— begin Records for processing —

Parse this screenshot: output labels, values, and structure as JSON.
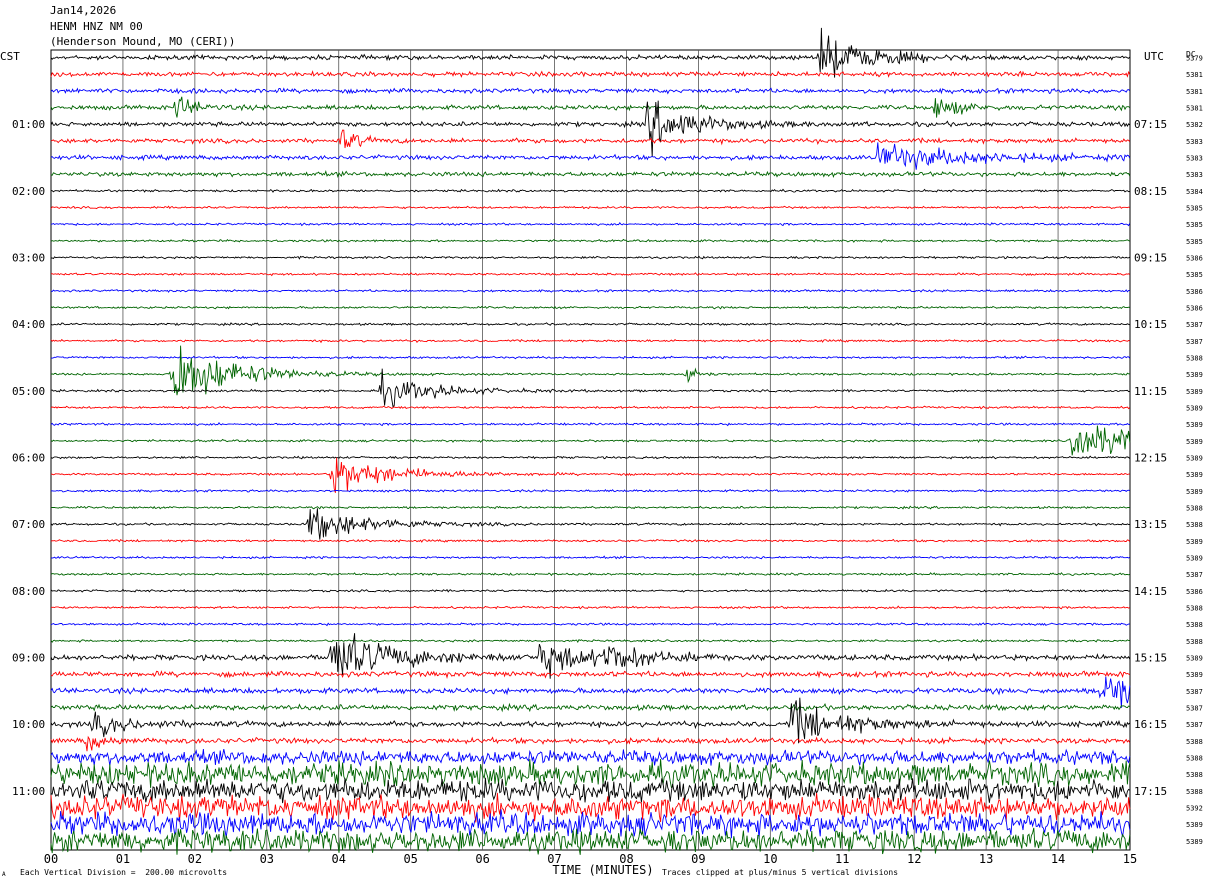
{
  "header": {
    "date": "Jan14,2026",
    "station": "HENM HNZ NM 00",
    "location": "(Henderson Mound, MO (CERI))"
  },
  "left_axis_title": "CST",
  "right_axis_title": "UTC",
  "dc_title": "DC",
  "footer": {
    "scale_note": "Each Vertical Division =  200.00 microvolts",
    "clip_note": "Traces clipped at plus/minus 5 vertical divisions",
    "corner_mark": "A"
  },
  "chart_data": {
    "type": "line",
    "title": "HENM HNZ NM 00",
    "xlabel": "TIME (MINUTES)",
    "ylabel": "",
    "xlim": [
      0,
      15
    ],
    "x_ticks": [
      "00",
      "01",
      "02",
      "03",
      "04",
      "05",
      "06",
      "07",
      "08",
      "09",
      "10",
      "11",
      "12",
      "13",
      "14",
      "15"
    ],
    "rows": 48,
    "minutes_per_row": 15,
    "trace_colors": [
      "#000000",
      "#ff0000",
      "#0000ff",
      "#006400"
    ],
    "left_time_labels": [
      {
        "row": 4,
        "label": "01:00"
      },
      {
        "row": 8,
        "label": "02:00"
      },
      {
        "row": 12,
        "label": "03:00"
      },
      {
        "row": 16,
        "label": "04:00"
      },
      {
        "row": 20,
        "label": "05:00"
      },
      {
        "row": 24,
        "label": "06:00"
      },
      {
        "row": 28,
        "label": "07:00"
      },
      {
        "row": 32,
        "label": "08:00"
      },
      {
        "row": 36,
        "label": "09:00"
      },
      {
        "row": 40,
        "label": "10:00"
      },
      {
        "row": 44,
        "label": "11:00"
      }
    ],
    "right_time_labels": [
      {
        "row": 4,
        "label": "07:15"
      },
      {
        "row": 8,
        "label": "08:15"
      },
      {
        "row": 12,
        "label": "09:15"
      },
      {
        "row": 16,
        "label": "10:15"
      },
      {
        "row": 20,
        "label": "11:15"
      },
      {
        "row": 24,
        "label": "12:15"
      },
      {
        "row": 28,
        "label": "13:15"
      },
      {
        "row": 32,
        "label": "14:15"
      },
      {
        "row": 36,
        "label": "15:15"
      },
      {
        "row": 40,
        "label": "16:15"
      },
      {
        "row": 44,
        "label": "17:15"
      }
    ],
    "dc_offsets": [
      "5379",
      "5381",
      "5381",
      "5381",
      "5382",
      "5383",
      "5383",
      "5383",
      "5384",
      "5385",
      "5385",
      "5385",
      "5386",
      "5385",
      "5386",
      "5386",
      "5387",
      "5387",
      "5388",
      "5389",
      "5389",
      "5389",
      "5389",
      "5389",
      "5389",
      "5389",
      "5389",
      "5388",
      "5388",
      "5389",
      "5389",
      "5387",
      "5386",
      "5388",
      "5388",
      "5388",
      "5389",
      "5389",
      "5387",
      "5387",
      "5387",
      "5388",
      "5388",
      "5388",
      "5388",
      "5392",
      "5389",
      "5389"
    ],
    "events": [
      {
        "row": 0,
        "minute": 10.7,
        "amp": 2.8,
        "dur": 0.6
      },
      {
        "row": 3,
        "minute": 1.75,
        "amp": 1.4,
        "dur": 0.25
      },
      {
        "row": 3,
        "minute": 12.3,
        "amp": 1.4,
        "dur": 0.3
      },
      {
        "row": 4,
        "minute": 8.3,
        "amp": 3.0,
        "dur": 0.6
      },
      {
        "row": 5,
        "minute": 4.05,
        "amp": 1.4,
        "dur": 0.2
      },
      {
        "row": 6,
        "minute": 11.5,
        "amp": 1.5,
        "dur": 1.2
      },
      {
        "row": 19,
        "minute": 1.7,
        "amp": 4.5,
        "dur": 0.7
      },
      {
        "row": 19,
        "minute": 8.85,
        "amp": 2.0,
        "dur": 0.1
      },
      {
        "row": 20,
        "minute": 4.6,
        "amp": 1.8,
        "dur": 0.7
      },
      {
        "row": 23,
        "minute": 14.2,
        "amp": 2.2,
        "dur": 1.4
      },
      {
        "row": 25,
        "minute": 3.9,
        "amp": 2.2,
        "dur": 0.8
      },
      {
        "row": 28,
        "minute": 3.6,
        "amp": 2.0,
        "dur": 0.8
      },
      {
        "row": 36,
        "minute": 3.9,
        "amp": 3.2,
        "dur": 0.8
      },
      {
        "row": 36,
        "minute": 6.8,
        "amp": 2.0,
        "dur": 0.6
      },
      {
        "row": 36,
        "minute": 7.7,
        "amp": 1.6,
        "dur": 0.5
      },
      {
        "row": 38,
        "minute": 14.6,
        "amp": 2.4,
        "dur": 0.8
      },
      {
        "row": 40,
        "minute": 10.3,
        "amp": 2.6,
        "dur": 0.7
      },
      {
        "row": 40,
        "minute": 0.6,
        "amp": 1.2,
        "dur": 0.5
      },
      {
        "row": 41,
        "minute": 0.5,
        "amp": 1.2,
        "dur": 0.2
      }
    ],
    "noise_profile": [
      {
        "row_from": 0,
        "row_to": 7,
        "level": 0.25
      },
      {
        "row_from": 8,
        "row_to": 35,
        "level": 0.12
      },
      {
        "row_from": 36,
        "row_to": 41,
        "level": 0.3
      },
      {
        "row_from": 42,
        "row_to": 42,
        "level": 0.8
      },
      {
        "row_from": 43,
        "row_to": 47,
        "level": 1.3
      }
    ]
  }
}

— end Records for processing —

▸ **Exercise objective**: Each entry above is to be written out again unchanged, apart from the pictures, which are left out.

▸ **Answer in full**:
Parse this screenshot: output labels, values, and structure as JSON.
{
  "header": {
    "date": "Jan14,2026",
    "station": "HENM HNZ NM 00",
    "location": "(Henderson Mound, MO (CERI))"
  },
  "left_axis_title": "CST",
  "right_axis_title": "UTC",
  "dc_title": "DC",
  "footer": {
    "scale_note": "Each Vertical Division =  200.00 microvolts",
    "clip_note": "Traces clipped at plus/minus 5 vertical divisions",
    "corner_mark": "A"
  },
  "chart_data": {
    "type": "line",
    "title": "HENM HNZ NM 00",
    "xlabel": "TIME (MINUTES)",
    "ylabel": "",
    "xlim": [
      0,
      15
    ],
    "x_ticks": [
      "00",
      "01",
      "02",
      "03",
      "04",
      "05",
      "06",
      "07",
      "08",
      "09",
      "10",
      "11",
      "12",
      "13",
      "14",
      "15"
    ],
    "rows": 48,
    "minutes_per_row": 15,
    "trace_colors": [
      "#000000",
      "#ff0000",
      "#0000ff",
      "#006400"
    ],
    "left_time_labels": [
      {
        "row": 4,
        "label": "01:00"
      },
      {
        "row": 8,
        "label": "02:00"
      },
      {
        "row": 12,
        "label": "03:00"
      },
      {
        "row": 16,
        "label": "04:00"
      },
      {
        "row": 20,
        "label": "05:00"
      },
      {
        "row": 24,
        "label": "06:00"
      },
      {
        "row": 28,
        "label": "07:00"
      },
      {
        "row": 32,
        "label": "08:00"
      },
      {
        "row": 36,
        "label": "09:00"
      },
      {
        "row": 40,
        "label": "10:00"
      },
      {
        "row": 44,
        "label": "11:00"
      }
    ],
    "right_time_labels": [
      {
        "row": 4,
        "label": "07:15"
      },
      {
        "row": 8,
        "label": "08:15"
      },
      {
        "row": 12,
        "label": "09:15"
      },
      {
        "row": 16,
        "label": "10:15"
      },
      {
        "row": 20,
        "label": "11:15"
      },
      {
        "row": 24,
        "label": "12:15"
      },
      {
        "row": 28,
        "label": "13:15"
      },
      {
        "row": 32,
        "label": "14:15"
      },
      {
        "row": 36,
        "label": "15:15"
      },
      {
        "row": 40,
        "label": "16:15"
      },
      {
        "row": 44,
        "label": "17:15"
      }
    ],
    "dc_offsets": [
      "5379",
      "5381",
      "5381",
      "5381",
      "5382",
      "5383",
      "5383",
      "5383",
      "5384",
      "5385",
      "5385",
      "5385",
      "5386",
      "5385",
      "5386",
      "5386",
      "5387",
      "5387",
      "5388",
      "5389",
      "5389",
      "5389",
      "5389",
      "5389",
      "5389",
      "5389",
      "5389",
      "5388",
      "5388",
      "5389",
      "5389",
      "5387",
      "5386",
      "5388",
      "5388",
      "5388",
      "5389",
      "5389",
      "5387",
      "5387",
      "5387",
      "5388",
      "5388",
      "5388",
      "5388",
      "5392",
      "5389",
      "5389"
    ],
    "events": [
      {
        "row": 0,
        "minute": 10.7,
        "amp": 2.8,
        "dur": 0.6
      },
      {
        "row": 3,
        "minute": 1.75,
        "amp": 1.4,
        "dur": 0.25
      },
      {
        "row": 3,
        "minute": 12.3,
        "amp": 1.4,
        "dur": 0.3
      },
      {
        "row": 4,
        "minute": 8.3,
        "amp": 3.0,
        "dur": 0.6
      },
      {
        "row": 5,
        "minute": 4.05,
        "amp": 1.4,
        "dur": 0.2
      },
      {
        "row": 6,
        "minute": 11.5,
        "amp": 1.5,
        "dur": 1.2
      },
      {
        "row": 19,
        "minute": 1.7,
        "amp": 4.5,
        "dur": 0.7
      },
      {
        "row": 19,
        "minute": 8.85,
        "amp": 2.0,
        "dur": 0.1
      },
      {
        "row": 20,
        "minute": 4.6,
        "amp": 1.8,
        "dur": 0.7
      },
      {
        "row": 23,
        "minute": 14.2,
        "amp": 2.2,
        "dur": 1.4
      },
      {
        "row": 25,
        "minute": 3.9,
        "amp": 2.2,
        "dur": 0.8
      },
      {
        "row": 28,
        "minute": 3.6,
        "amp": 2.0,
        "dur": 0.8
      },
      {
        "row": 36,
        "minute": 3.9,
        "amp": 3.2,
        "dur": 0.8
      },
      {
        "row": 36,
        "minute": 6.8,
        "amp": 2.0,
        "dur": 0.6
      },
      {
        "row": 36,
        "minute": 7.7,
        "amp": 1.6,
        "dur": 0.5
      },
      {
        "row": 38,
        "minute": 14.6,
        "amp": 2.4,
        "dur": 0.8
      },
      {
        "row": 40,
        "minute": 10.3,
        "amp": 2.6,
        "dur": 0.7
      },
      {
        "row": 40,
        "minute": 0.6,
        "amp": 1.2,
        "dur": 0.5
      },
      {
        "row": 41,
        "minute": 0.5,
        "amp": 1.2,
        "dur": 0.2
      }
    ],
    "noise_profile": [
      {
        "row_from": 0,
        "row_to": 7,
        "level": 0.25
      },
      {
        "row_from": 8,
        "row_to": 35,
        "level": 0.12
      },
      {
        "row_from": 36,
        "row_to": 41,
        "level": 0.3
      },
      {
        "row_from": 42,
        "row_to": 42,
        "level": 0.8
      },
      {
        "row_from": 43,
        "row_to": 47,
        "level": 1.3
      }
    ]
  }
}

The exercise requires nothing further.